**Instructions for the task**. Copy, from the data below, each line that has the word "column".

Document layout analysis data
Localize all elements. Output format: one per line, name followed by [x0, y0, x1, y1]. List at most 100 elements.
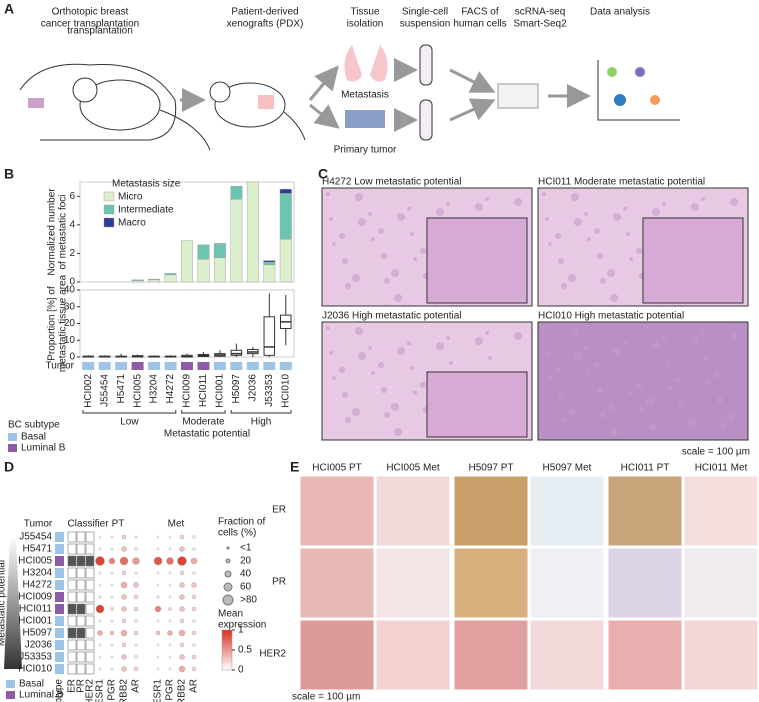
panel-label: C	[318, 166, 328, 182]
bar-segment	[279, 193, 292, 240]
expression-dot	[121, 570, 127, 576]
subtype-swatch	[263, 362, 276, 370]
x-tick-label: J2036	[247, 374, 258, 402]
texture	[730, 198, 738, 206]
bar-segment	[263, 260, 276, 263]
classifier-cell	[67, 543, 77, 555]
expression-dot	[155, 630, 161, 636]
texture	[691, 203, 699, 211]
expression-dot	[133, 582, 139, 588]
subtype-swatch	[246, 362, 259, 370]
legend-swatch	[8, 433, 17, 441]
texture	[561, 283, 567, 289]
texture	[329, 351, 333, 355]
texture	[568, 408, 576, 416]
ihc-image	[375, 547, 451, 619]
classifier-cell	[76, 651, 86, 663]
expression-dot	[179, 606, 185, 612]
legend-label: Macro	[118, 218, 146, 229]
expression-dot	[153, 556, 163, 566]
step-label: Tissue	[350, 7, 380, 18]
bar-segment	[197, 258, 210, 283]
texture	[394, 294, 402, 302]
texture	[355, 193, 363, 201]
ihc-image	[375, 475, 451, 547]
texture	[623, 207, 627, 211]
texture	[384, 278, 390, 284]
legend-label: Micro	[118, 192, 143, 203]
column-label: PR	[76, 679, 87, 693]
classifier-cell	[67, 531, 77, 543]
x-tick-label: H4272	[165, 374, 176, 404]
bar-segment	[164, 274, 177, 283]
axis-title: Proportion [%] of	[47, 286, 58, 361]
subtype-swatch	[55, 664, 64, 674]
subtype-swatch	[55, 628, 64, 638]
scale-label: scale = 100 µm	[292, 692, 360, 702]
texture	[449, 361, 453, 365]
classifier-cell	[67, 567, 77, 579]
texture	[704, 356, 708, 360]
scale-label: scale = 100 µm	[682, 447, 750, 458]
classifier-cell	[85, 567, 95, 579]
texture	[594, 228, 600, 234]
step-label: scRNA-seq	[515, 7, 566, 18]
ihc-image	[607, 547, 683, 619]
texture	[701, 331, 705, 335]
column-label: ERBB2	[177, 679, 188, 702]
subtype-swatch	[279, 362, 292, 370]
texture	[514, 198, 522, 206]
texture	[626, 232, 630, 236]
expression-dot	[192, 547, 196, 551]
texture	[371, 237, 375, 241]
expression-dot	[98, 655, 102, 659]
x-tick-label: J53353	[264, 374, 275, 407]
step-label: FACS of	[461, 7, 498, 18]
texture	[485, 197, 489, 201]
classifier-cell	[76, 531, 86, 543]
texture	[326, 326, 330, 330]
texture	[678, 402, 684, 408]
x-tick-label: HCI005	[132, 374, 143, 408]
expression-dot	[108, 557, 116, 565]
legend-label: <1	[240, 543, 252, 554]
texture	[597, 387, 603, 393]
bar-segment	[131, 280, 144, 283]
column-label: ER	[67, 679, 78, 693]
bar-segment	[230, 198, 243, 283]
expression-dot	[168, 619, 172, 623]
texture	[558, 258, 564, 264]
texture	[397, 213, 405, 221]
expression-dot	[191, 582, 197, 588]
classifier-cell	[67, 663, 77, 675]
expression-dot	[121, 654, 127, 660]
legend-title: cells (%)	[218, 528, 256, 539]
texture	[665, 361, 669, 365]
column-header: Met	[168, 519, 185, 530]
texture	[707, 381, 711, 385]
classifier-cell	[67, 603, 77, 615]
classifier-cell	[67, 615, 77, 627]
y-tick-label: 6	[69, 191, 75, 202]
texture	[639, 407, 645, 413]
subtype-swatch	[230, 362, 243, 370]
expression-dot	[98, 643, 102, 647]
step-label: Single-cell	[402, 7, 448, 18]
subtype-swatch	[181, 362, 193, 370]
texture	[391, 403, 399, 411]
texture	[662, 202, 666, 206]
size-key	[224, 570, 232, 578]
row-label: PR	[272, 577, 286, 588]
expression-dot	[156, 583, 160, 587]
subtype-swatch	[82, 362, 95, 370]
texture	[720, 422, 726, 428]
zoom-inset	[426, 371, 528, 438]
texture	[548, 376, 552, 380]
classifier-cell	[85, 543, 95, 555]
expression-dot	[156, 667, 160, 671]
zoom-inset	[426, 217, 528, 304]
row-label: HCI011	[19, 604, 53, 615]
column-label: PGR	[165, 679, 176, 701]
texture	[629, 257, 633, 261]
classifier-cell	[76, 603, 86, 615]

**Result**.
column-label: PR	[76, 679, 87, 693]
column-label: ERBB2	[177, 679, 188, 702]
column-label: ER	[67, 679, 78, 693]
column-header: Met	[168, 519, 185, 530]
column-label: PGR	[165, 679, 176, 701]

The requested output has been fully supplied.